REQUIRED WORK:
Every record below should be transcribed exactly. Omit the images.

• • • • • • •

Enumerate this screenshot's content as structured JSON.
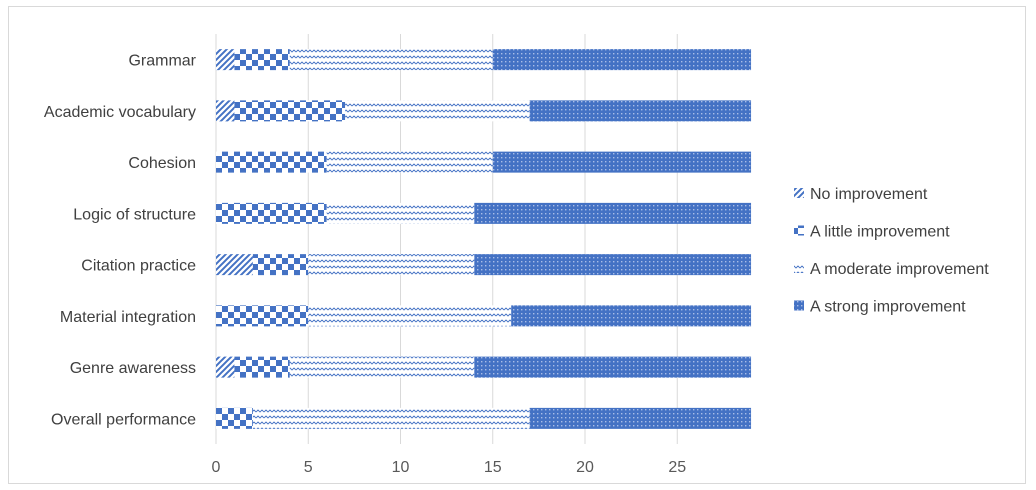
{
  "chart_data": {
    "type": "bar",
    "orientation": "horizontal",
    "stacked": true,
    "categories": [
      "Grammar",
      "Academic vocabulary",
      "Cohesion",
      "Logic of structure",
      "Citation practice",
      "Material integration",
      "Genre awareness",
      "Overall performance"
    ],
    "series": [
      {
        "name": "No improvement",
        "values": [
          1,
          1,
          0,
          0,
          2,
          0,
          1,
          0
        ]
      },
      {
        "name": "A little improvement",
        "values": [
          3,
          6,
          6,
          6,
          3,
          5,
          3,
          2
        ]
      },
      {
        "name": "A moderate improvement",
        "values": [
          11,
          10,
          9,
          8,
          9,
          11,
          10,
          15
        ]
      },
      {
        "name": "A strong improvement",
        "values": [
          14,
          12,
          14,
          15,
          15,
          13,
          15,
          12
        ]
      }
    ],
    "xlim": [
      0,
      30
    ],
    "xticks": [
      "0",
      "5",
      "10",
      "15",
      "20",
      "25"
    ],
    "legend_position": "right",
    "grid": "vertical",
    "colors": {
      "bar": "#4472c4",
      "grid": "#d9d9d9",
      "text": "#404040"
    }
  }
}
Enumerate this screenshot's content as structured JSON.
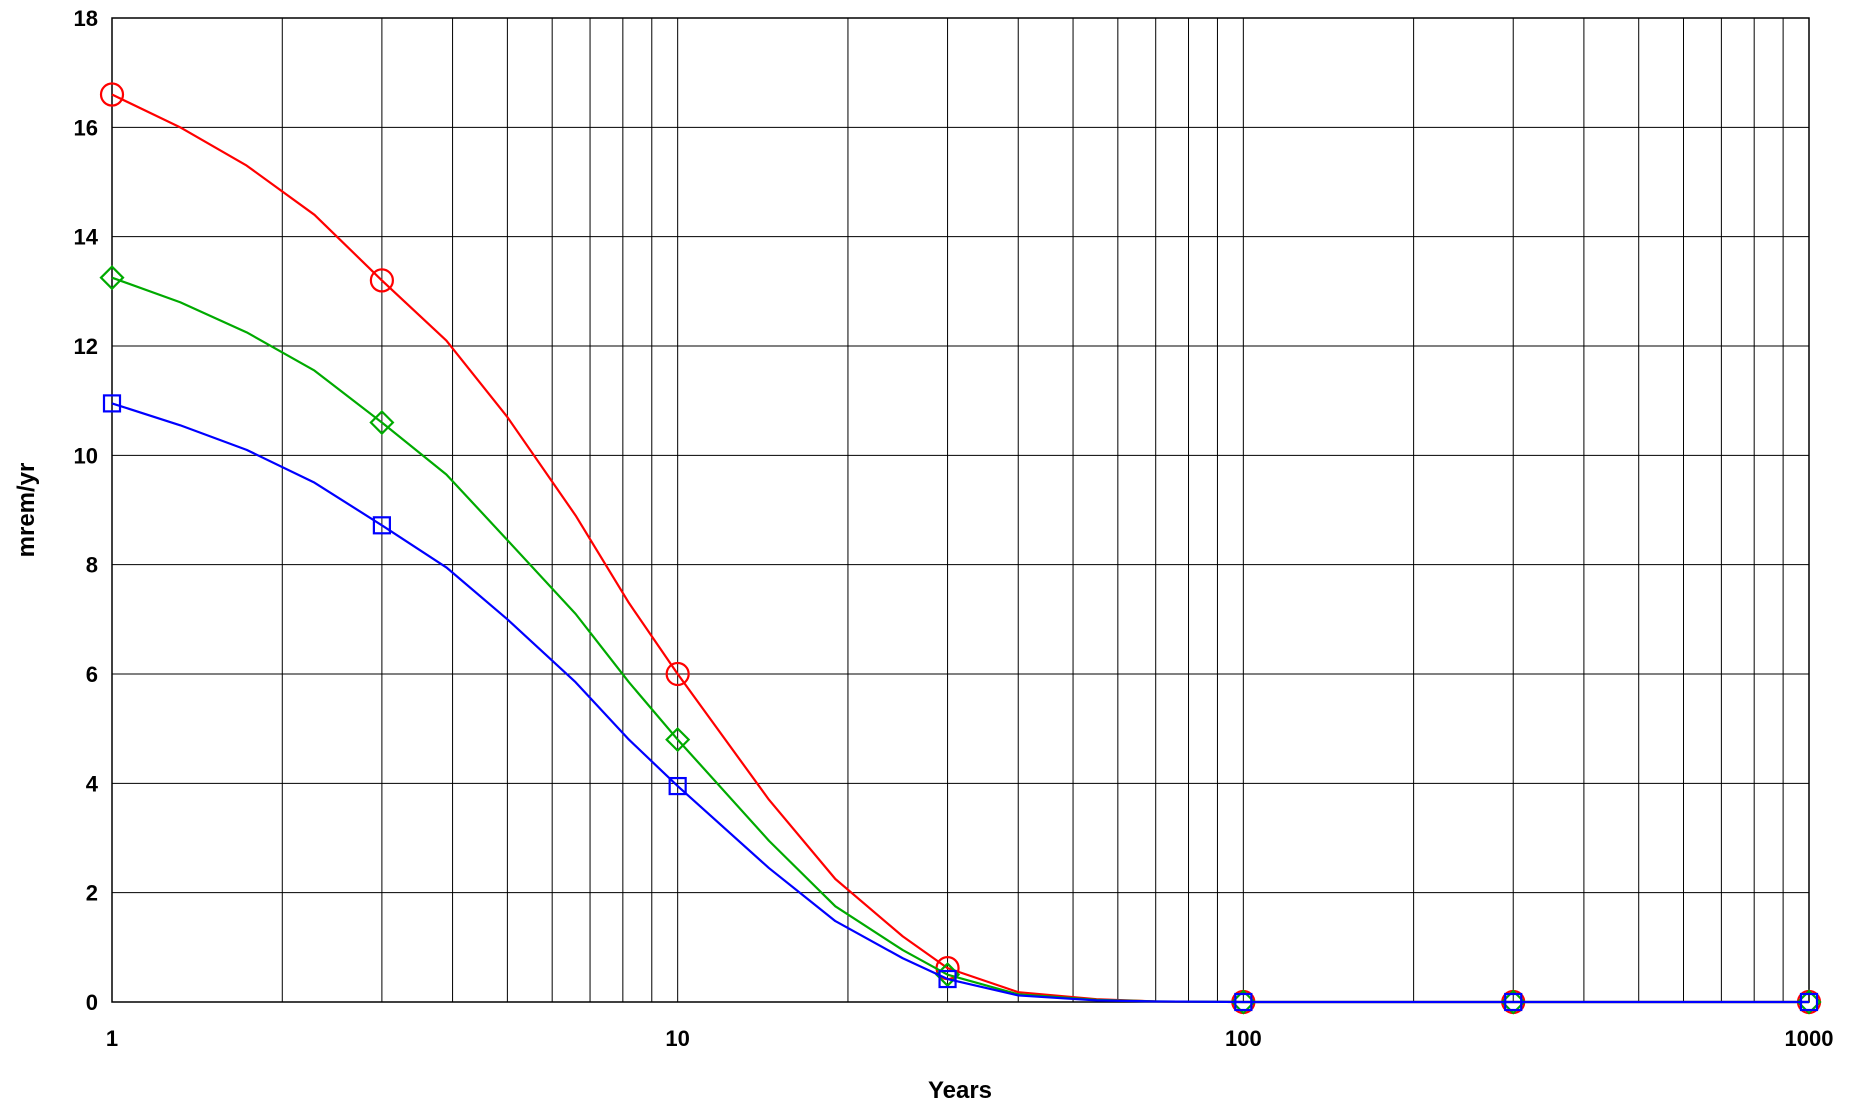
{
  "chart_data": {
    "type": "line",
    "xlabel": "Years",
    "ylabel": "mrem/yr",
    "xscale": "log",
    "xlim": [
      1,
      1000
    ],
    "ylim": [
      0,
      18
    ],
    "x_ticks": [
      "1",
      "10",
      "100",
      "1000"
    ],
    "y_ticks": [
      "0",
      "2",
      "4",
      "6",
      "8",
      "10",
      "12",
      "14",
      "16",
      "18"
    ],
    "grid": true,
    "legend": "none",
    "series": [
      {
        "color": "#ff0000",
        "marker": "circle",
        "points": [
          [
            1,
            16.6
          ],
          [
            1.32,
            16.0
          ],
          [
            1.73,
            15.3
          ],
          [
            2.28,
            14.4
          ],
          [
            3,
            13.2
          ],
          [
            3.9,
            12.1
          ],
          [
            5,
            10.7
          ],
          [
            6.6,
            8.9
          ],
          [
            8.2,
            7.3
          ],
          [
            10,
            6.0
          ],
          [
            14.5,
            3.7
          ],
          [
            19,
            2.25
          ],
          [
            25,
            1.2
          ],
          [
            30,
            0.62
          ],
          [
            40,
            0.18
          ],
          [
            55,
            0.05
          ],
          [
            70,
            0.01
          ],
          [
            100,
            0
          ],
          [
            300,
            0
          ],
          [
            1000,
            0
          ]
        ],
        "marker_points": [
          [
            1,
            16.6
          ],
          [
            3,
            13.2
          ],
          [
            10,
            6.0
          ],
          [
            30,
            0.62
          ],
          [
            100,
            0
          ],
          [
            300,
            0
          ],
          [
            1000,
            0
          ]
        ]
      },
      {
        "color": "#00aa00",
        "marker": "diamond",
        "points": [
          [
            1,
            13.25
          ],
          [
            1.32,
            12.8
          ],
          [
            1.73,
            12.25
          ],
          [
            2.28,
            11.55
          ],
          [
            3,
            10.6
          ],
          [
            3.9,
            9.65
          ],
          [
            5,
            8.45
          ],
          [
            6.6,
            7.1
          ],
          [
            8.2,
            5.85
          ],
          [
            10,
            4.8
          ],
          [
            14.5,
            2.95
          ],
          [
            19,
            1.75
          ],
          [
            25,
            0.95
          ],
          [
            30,
            0.5
          ],
          [
            40,
            0.14
          ],
          [
            55,
            0.04
          ],
          [
            70,
            0.01
          ],
          [
            100,
            0
          ],
          [
            300,
            0
          ],
          [
            1000,
            0
          ]
        ],
        "marker_points": [
          [
            1,
            13.25
          ],
          [
            3,
            10.6
          ],
          [
            10,
            4.8
          ],
          [
            30,
            0.5
          ],
          [
            100,
            0
          ],
          [
            300,
            0
          ],
          [
            1000,
            0
          ]
        ]
      },
      {
        "color": "#0000ff",
        "marker": "square",
        "points": [
          [
            1,
            10.95
          ],
          [
            1.32,
            10.55
          ],
          [
            1.73,
            10.1
          ],
          [
            2.28,
            9.5
          ],
          [
            3,
            8.72
          ],
          [
            3.9,
            7.95
          ],
          [
            5,
            7.0
          ],
          [
            6.6,
            5.85
          ],
          [
            8.2,
            4.8
          ],
          [
            10,
            3.95
          ],
          [
            14.5,
            2.45
          ],
          [
            19,
            1.48
          ],
          [
            25,
            0.8
          ],
          [
            30,
            0.42
          ],
          [
            40,
            0.12
          ],
          [
            55,
            0.03
          ],
          [
            70,
            0.01
          ],
          [
            100,
            0
          ],
          [
            300,
            0
          ],
          [
            1000,
            0
          ]
        ],
        "marker_points": [
          [
            1,
            10.95
          ],
          [
            3,
            8.72
          ],
          [
            10,
            3.95
          ],
          [
            30,
            0.42
          ],
          [
            100,
            0
          ],
          [
            300,
            0
          ],
          [
            1000,
            0
          ]
        ]
      }
    ]
  }
}
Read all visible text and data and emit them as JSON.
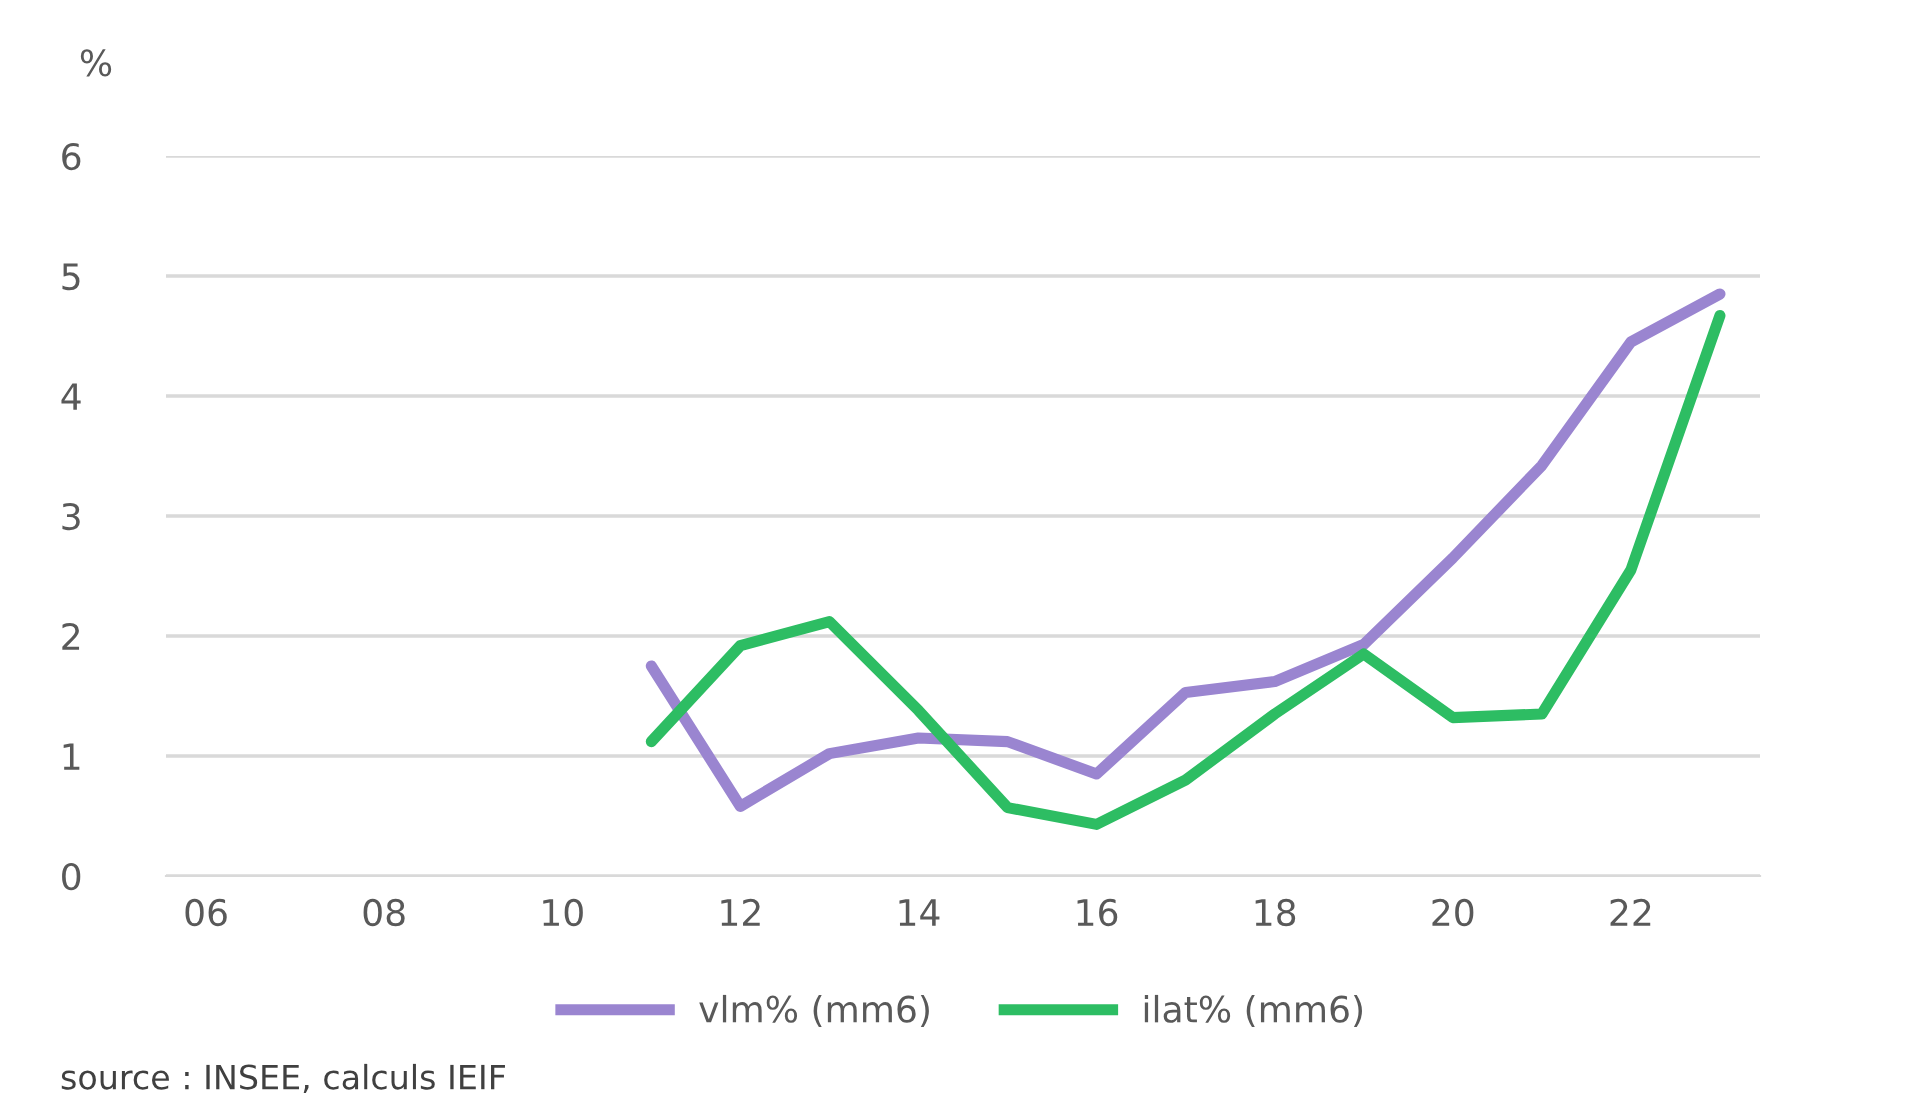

• • • • • • •

SOLUTION FOR THIS PROBLEM:
Enumerate this screenshot's content as structured JSON.
{
  "chart_data": {
    "type": "bar",
    "orientation": "horizontal",
    "stacked": true,
    "categories": [
      "Grammar",
      "Academic vocabulary",
      "Cohesion",
      "Logic of structure",
      "Citation practice",
      "Material integration",
      "Genre awareness",
      "Overall performance"
    ],
    "series": [
      {
        "name": "No improvement",
        "values": [
          1,
          1,
          0,
          0,
          2,
          0,
          1,
          0
        ]
      },
      {
        "name": "A little improvement",
        "values": [
          3,
          6,
          6,
          6,
          3,
          5,
          3,
          2
        ]
      },
      {
        "name": "A moderate improvement",
        "values": [
          11,
          10,
          9,
          8,
          9,
          11,
          10,
          15
        ]
      },
      {
        "name": "A strong improvement",
        "values": [
          14,
          12,
          14,
          15,
          15,
          13,
          15,
          12
        ]
      }
    ],
    "xlim": [
      0,
      30
    ],
    "xticks": [
      "0",
      "5",
      "10",
      "15",
      "20",
      "25"
    ],
    "legend_position": "right",
    "grid": "vertical",
    "colors": {
      "bar": "#4472c4",
      "grid": "#d9d9d9",
      "text": "#404040"
    }
  }
}
Enumerate this screenshot's content as structured JSON.
{
  "chart_data": {
    "type": "line",
    "xlabel": "Years",
    "ylabel": "mrem/yr",
    "xscale": "log",
    "xlim": [
      1,
      1000
    ],
    "ylim": [
      0,
      18
    ],
    "x_ticks": [
      "1",
      "10",
      "100",
      "1000"
    ],
    "y_ticks": [
      "0",
      "2",
      "4",
      "6",
      "8",
      "10",
      "12",
      "14",
      "16",
      "18"
    ],
    "grid": true,
    "legend": "none",
    "series": [
      {
        "color": "#ff0000",
        "marker": "circle",
        "points": [
          [
            1,
            16.6
          ],
          [
            1.32,
            16.0
          ],
          [
            1.73,
            15.3
          ],
          [
            2.28,
            14.4
          ],
          [
            3,
            13.2
          ],
          [
            3.9,
            12.1
          ],
          [
            5,
            10.7
          ],
          [
            6.6,
            8.9
          ],
          [
            8.2,
            7.3
          ],
          [
            10,
            6.0
          ],
          [
            14.5,
            3.7
          ],
          [
            19,
            2.25
          ],
          [
            25,
            1.2
          ],
          [
            30,
            0.62
          ],
          [
            40,
            0.18
          ],
          [
            55,
            0.05
          ],
          [
            70,
            0.01
          ],
          [
            100,
            0
          ],
          [
            300,
            0
          ],
          [
            1000,
            0
          ]
        ],
        "marker_points": [
          [
            1,
            16.6
          ],
          [
            3,
            13.2
          ],
          [
            10,
            6.0
          ],
          [
            30,
            0.62
          ],
          [
            100,
            0
          ],
          [
            300,
            0
          ],
          [
            1000,
            0
          ]
        ]
      },
      {
        "color": "#00aa00",
        "marker": "diamond",
        "points": [
          [
            1,
            13.25
          ],
          [
            1.32,
            12.8
          ],
          [
            1.73,
            12.25
          ],
          [
            2.28,
            11.55
          ],
          [
            3,
            10.6
          ],
          [
            3.9,
            9.65
          ],
          [
            5,
            8.45
          ],
          [
            6.6,
            7.1
          ],
          [
            8.2,
            5.85
          ],
          [
            10,
            4.8
          ],
          [
            14.5,
            2.95
          ],
          [
            19,
            1.75
          ],
          [
            25,
            0.95
          ],
          [
            30,
            0.5
          ],
          [
            40,
            0.14
          ],
          [
            55,
            0.04
          ],
          [
            70,
            0.01
          ],
          [
            100,
            0
          ],
          [
            300,
            0
          ],
          [
            1000,
            0
          ]
        ],
        "marker_points": [
          [
            1,
            13.25
          ],
          [
            3,
            10.6
          ],
          [
            10,
            4.8
          ],
          [
            30,
            0.5
          ],
          [
            100,
            0
          ],
          [
            300,
            0
          ],
          [
            1000,
            0
          ]
        ]
      },
      {
        "color": "#0000ff",
        "marker": "square",
        "points": [
          [
            1,
            10.95
          ],
          [
            1.32,
            10.55
          ],
          [
            1.73,
            10.1
          ],
          [
            2.28,
            9.5
          ],
          [
            3,
            8.72
          ],
          [
            3.9,
            7.95
          ],
          [
            5,
            7.0
          ],
          [
            6.6,
            5.85
          ],
          [
            8.2,
            4.8
          ],
          [
            10,
            3.95
          ],
          [
            14.5,
            2.45
          ],
          [
            19,
            1.48
          ],
          [
            25,
            0.8
          ],
          [
            30,
            0.42
          ],
          [
            40,
            0.12
          ],
          [
            55,
            0.03
          ],
          [
            70,
            0.01
          ],
          [
            100,
            0
          ],
          [
            300,
            0
          ],
          [
            1000,
            0
          ]
        ],
        "marker_points": [
          [
            1,
            10.95
          ],
          [
            3,
            8.72
          ],
          [
            10,
            3.95
          ],
          [
            30,
            0.42
          ],
          [
            100,
            0
          ],
          [
            300,
            0
          ],
          [
            1000,
            0
          ]
        ]
      }
    ]
  }
}
Read all visible text and data and emit them as JSON.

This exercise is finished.